:: Your goal ::
Give back exactly the lines from the "Parse this screenshot: output" line to the final line of the records, and only those, minus any pictures.

# Data excerpts start

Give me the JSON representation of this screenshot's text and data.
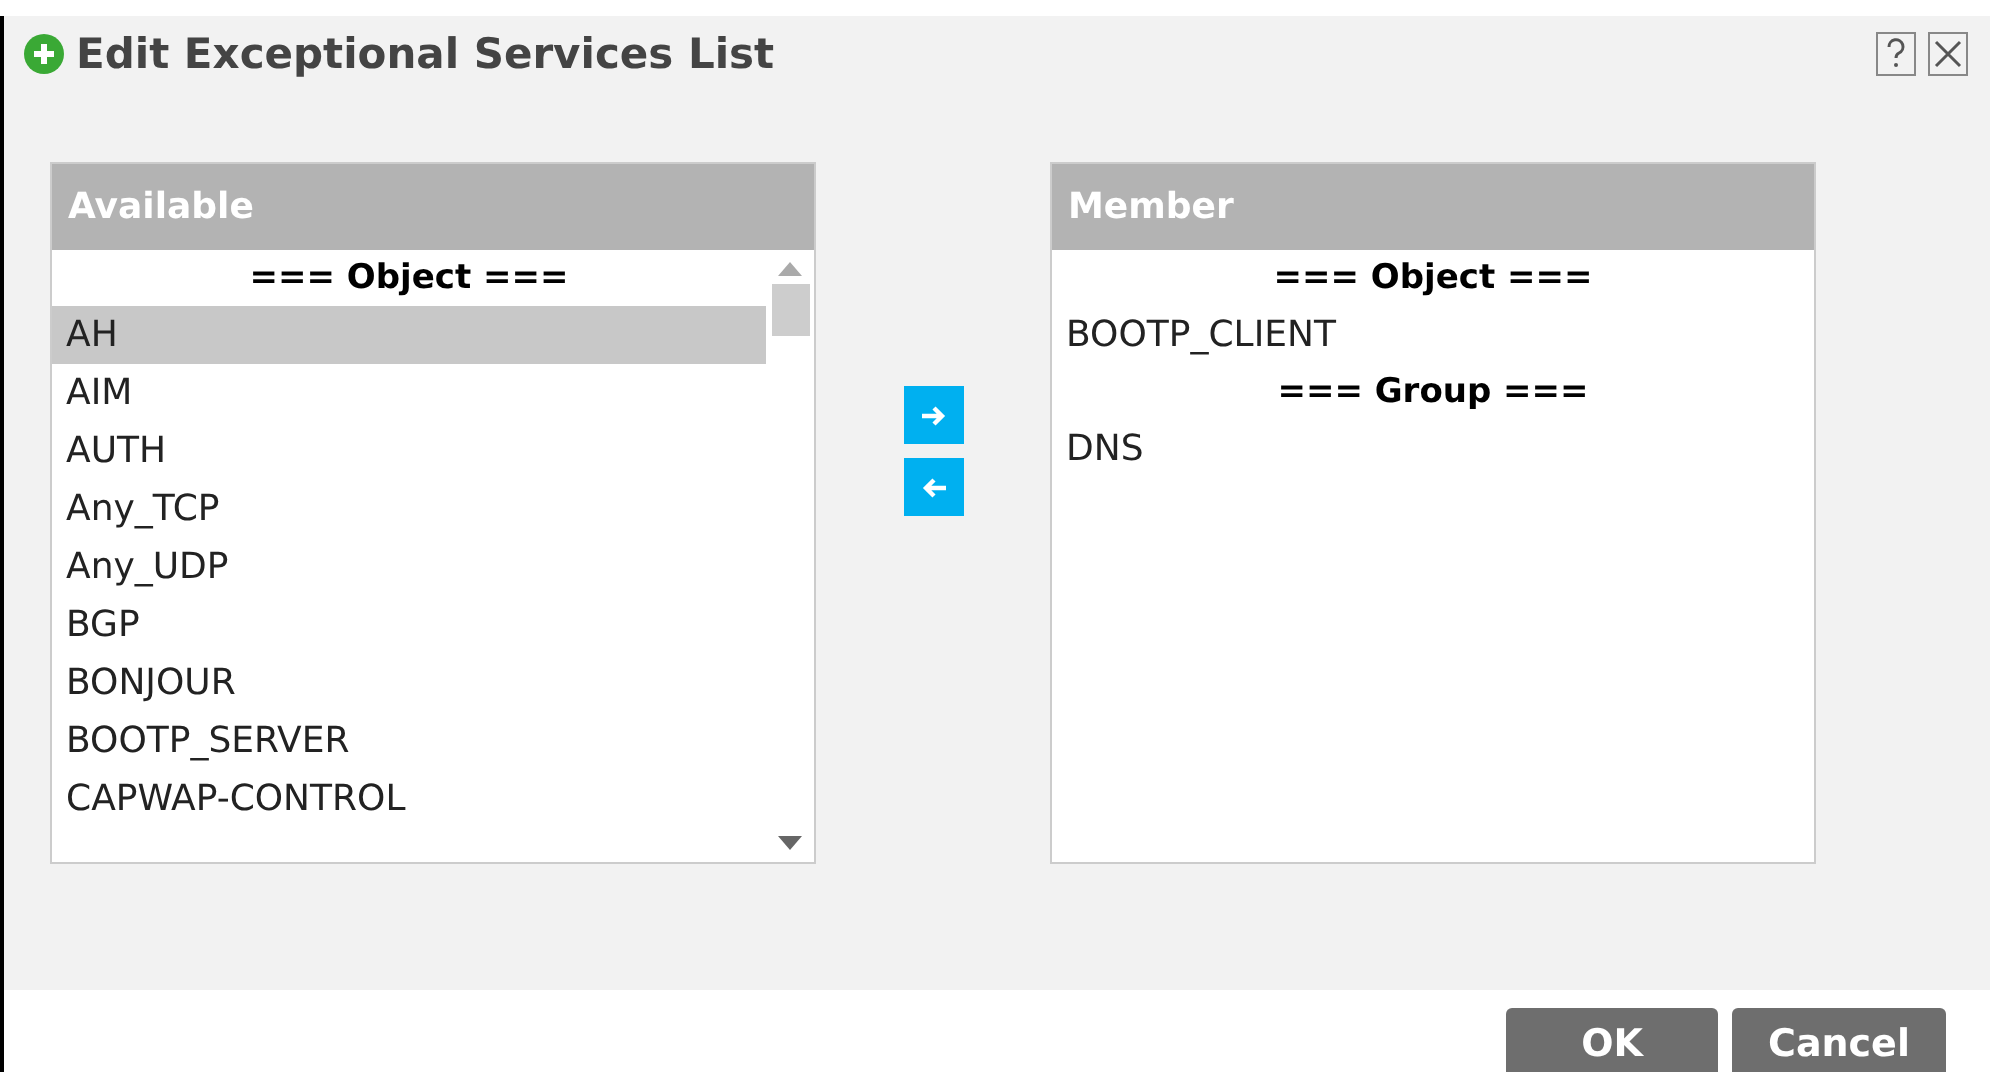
{
  "dialog": {
    "title": "Edit Exceptional Services List",
    "available": {
      "heading": "Available",
      "items": [
        {
          "kind": "section",
          "label": "=== Object ==="
        },
        {
          "kind": "item",
          "label": "AH",
          "selected": true
        },
        {
          "kind": "item",
          "label": "AIM",
          "selected": false
        },
        {
          "kind": "item",
          "label": "AUTH",
          "selected": false
        },
        {
          "kind": "item",
          "label": "Any_TCP",
          "selected": false
        },
        {
          "kind": "item",
          "label": "Any_UDP",
          "selected": false
        },
        {
          "kind": "item",
          "label": "BGP",
          "selected": false
        },
        {
          "kind": "item",
          "label": "BONJOUR",
          "selected": false
        },
        {
          "kind": "item",
          "label": "BOOTP_SERVER",
          "selected": false
        },
        {
          "kind": "item",
          "label": "CAPWAP-CONTROL",
          "selected": false
        }
      ]
    },
    "member": {
      "heading": "Member",
      "items": [
        {
          "kind": "section",
          "label": "=== Object ==="
        },
        {
          "kind": "item",
          "label": "BOOTP_CLIENT",
          "selected": false
        },
        {
          "kind": "section",
          "label": "=== Group ==="
        },
        {
          "kind": "item",
          "label": "DNS",
          "selected": false
        }
      ]
    },
    "buttons": [
      {
        "label": "OK"
      },
      {
        "label": "Cancel"
      }
    ]
  }
}
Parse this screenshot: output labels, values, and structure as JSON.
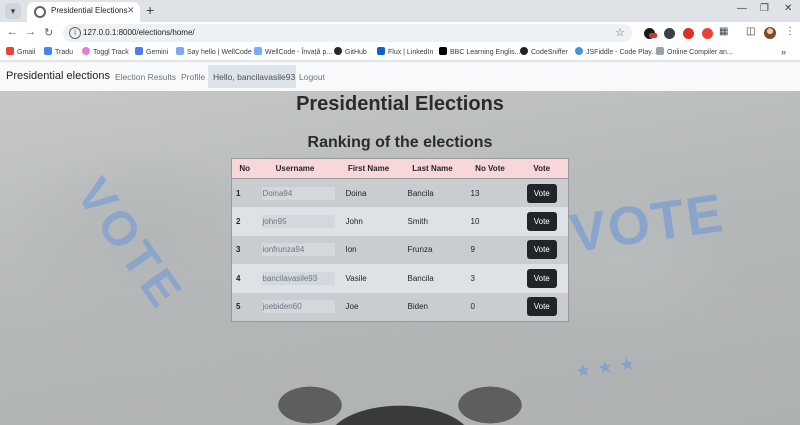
{
  "browser": {
    "tab_title": "Presidential Elections",
    "url": "127.0.0.1:8000/elections/home/",
    "bookmarks": [
      "Gmail",
      "Tradu",
      "Toggl Track",
      "Gemini",
      "Say hello | WellCode",
      "WellCode - Învață p...",
      "GitHub",
      "Flux | LinkedIn",
      "BBC Learning Englis...",
      "CodeSniffer",
      "JSFiddle - Code Play...",
      "Online Compiler an..."
    ],
    "extension_badge_color": "#d93025"
  },
  "navbar": {
    "brand": "Presidential elections",
    "links": [
      "Election Results",
      "Profile"
    ],
    "greeting": "Hello, bancilavasile93",
    "logout": "Logout"
  },
  "page": {
    "title": "Presidential Elections",
    "subtitle": "Ranking of the elections",
    "background_stencil": "VOTE"
  },
  "table": {
    "headers": [
      "No",
      "Username",
      "First Name",
      "Last Name",
      "No Vote",
      "Vote"
    ],
    "rows": [
      {
        "no": "1",
        "username": "Doina94",
        "first_name": "Doina",
        "last_name": "Bancila",
        "votes": "13",
        "action": "Vote"
      },
      {
        "no": "2",
        "username": "john95",
        "first_name": "John",
        "last_name": "Smith",
        "votes": "10",
        "action": "Vote"
      },
      {
        "no": "3",
        "username": "ionfrunza94",
        "first_name": "Ion",
        "last_name": "Frunza",
        "votes": "9",
        "action": "Vote"
      },
      {
        "no": "4",
        "username": "bancilavasile93",
        "first_name": "Vasile",
        "last_name": "Bancila",
        "votes": "3",
        "action": "Vote"
      },
      {
        "no": "5",
        "username": "joebiden60",
        "first_name": "Joe",
        "last_name": "Biden",
        "votes": "0",
        "action": "Vote"
      }
    ]
  },
  "colors": {
    "table_header_bg": "#f8d7da",
    "vote_button_bg": "#212529",
    "stencil_blue": "#7f9fd0"
  }
}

# Data excerpts end

:: Written answer ::
Parse this screenshot: output labels, values, and structure as JSON.
{
  "browser": {
    "tab_title": "Presidential Elections",
    "url": "127.0.0.1:8000/elections/home/",
    "bookmarks": [
      "Gmail",
      "Tradu",
      "Toggl Track",
      "Gemini",
      "Say hello | WellCode",
      "WellCode - Învață p...",
      "GitHub",
      "Flux | LinkedIn",
      "BBC Learning Englis...",
      "CodeSniffer",
      "JSFiddle - Code Play...",
      "Online Compiler an..."
    ],
    "extension_badge_color": "#d93025"
  },
  "navbar": {
    "brand": "Presidential elections",
    "links": [
      "Election Results",
      "Profile"
    ],
    "greeting": "Hello, bancilavasile93",
    "logout": "Logout"
  },
  "page": {
    "title": "Presidential Elections",
    "subtitle": "Ranking of the elections",
    "background_stencil": "VOTE"
  },
  "table": {
    "headers": [
      "No",
      "Username",
      "First Name",
      "Last Name",
      "No Vote",
      "Vote"
    ],
    "rows": [
      {
        "no": "1",
        "username": "Doina94",
        "first_name": "Doina",
        "last_name": "Bancila",
        "votes": "13",
        "action": "Vote"
      },
      {
        "no": "2",
        "username": "john95",
        "first_name": "John",
        "last_name": "Smith",
        "votes": "10",
        "action": "Vote"
      },
      {
        "no": "3",
        "username": "ionfrunza94",
        "first_name": "Ion",
        "last_name": "Frunza",
        "votes": "9",
        "action": "Vote"
      },
      {
        "no": "4",
        "username": "bancilavasile93",
        "first_name": "Vasile",
        "last_name": "Bancila",
        "votes": "3",
        "action": "Vote"
      },
      {
        "no": "5",
        "username": "joebiden60",
        "first_name": "Joe",
        "last_name": "Biden",
        "votes": "0",
        "action": "Vote"
      }
    ]
  },
  "colors": {
    "table_header_bg": "#f8d7da",
    "vote_button_bg": "#212529",
    "stencil_blue": "#7f9fd0"
  }
}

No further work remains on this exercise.